* EXERCISE TASK *
From the entries below, gather each line containing the word "text".
-*-
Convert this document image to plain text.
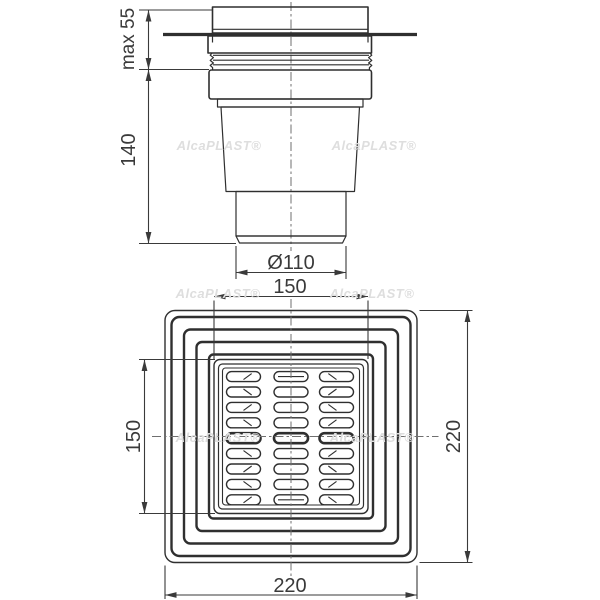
max 55
140
Ø110
150
150	220
220
AlcaPLAST®	AlcaPLAST®
AlcaPLAST®	AlcaPLAST®
AlcaPLAST®	AlcaPLAST®
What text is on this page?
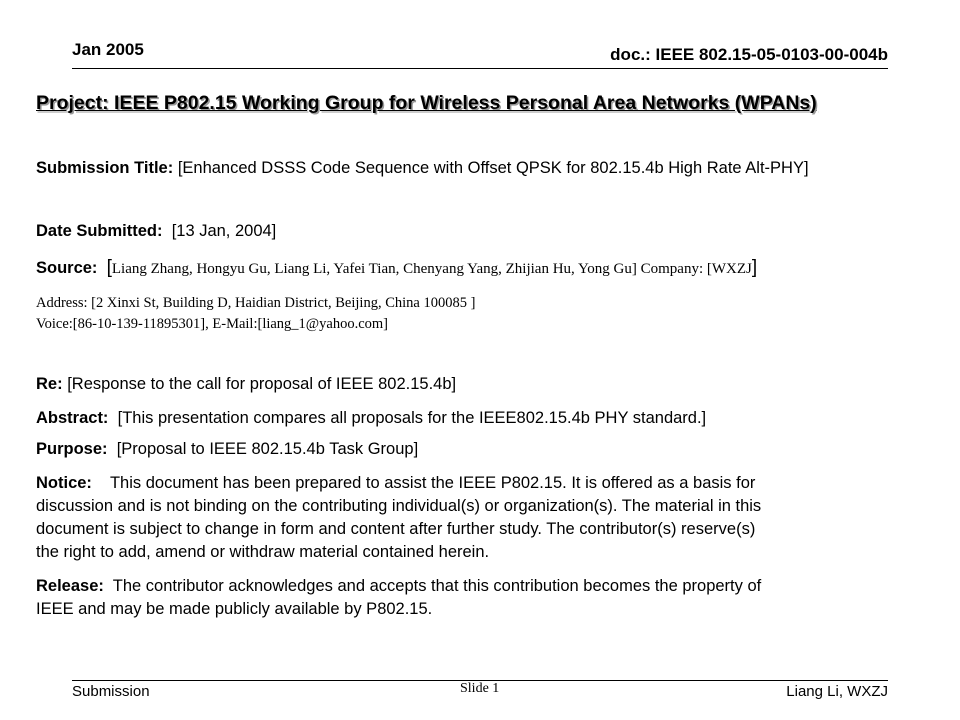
Jan 2005	doc.: IEEE 802.15-05-0103-00-004b
Project: IEEE P802.15 Working Group for Wireless Personal Area Networks (WPANs)
Submission Title: [Enhanced DSSS Code Sequence with Offset QPSK for 802.15.4b High Rate Alt-PHY]
Date Submitted: [13 Jan, 2004]
Source: [Liang Zhang, Hongyu Gu, Liang Li, Yafei Tian, Chenyang Yang, Zhijian Hu, Yong Gu] Company: [WXZJ]
Address: [2 Xinxi St, Building D, Haidian District, Beijing, China 100085 ]
Voice:[86-10-139-11895301], E-Mail:[liang_1@yahoo.com]
Re: [Response to the call for proposal of IEEE 802.15.4b]
Abstract: [This presentation compares all proposals for the IEEE802.15.4b PHY standard.]
Purpose: [Proposal to IEEE 802.15.4b Task Group]
Notice: This document has been prepared to assist the IEEE P802.15. It is offered as a basis for
discussion and is not binding on the contributing individual(s) or organization(s). The material in this
document is subject to change in form and content after further study. The contributor(s) reserve(s)
the right to add, amend or withdraw material contained herein.
Release: The contributor acknowledges and accepts that this contribution becomes the property of
IEEE and may be made publicly available by P802.15.
Submission	Slide 1	Liang Li, WXZJ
-*-
* ANSWER TO THIS TASK *
Convert this document image to plain text.
What text is on this page?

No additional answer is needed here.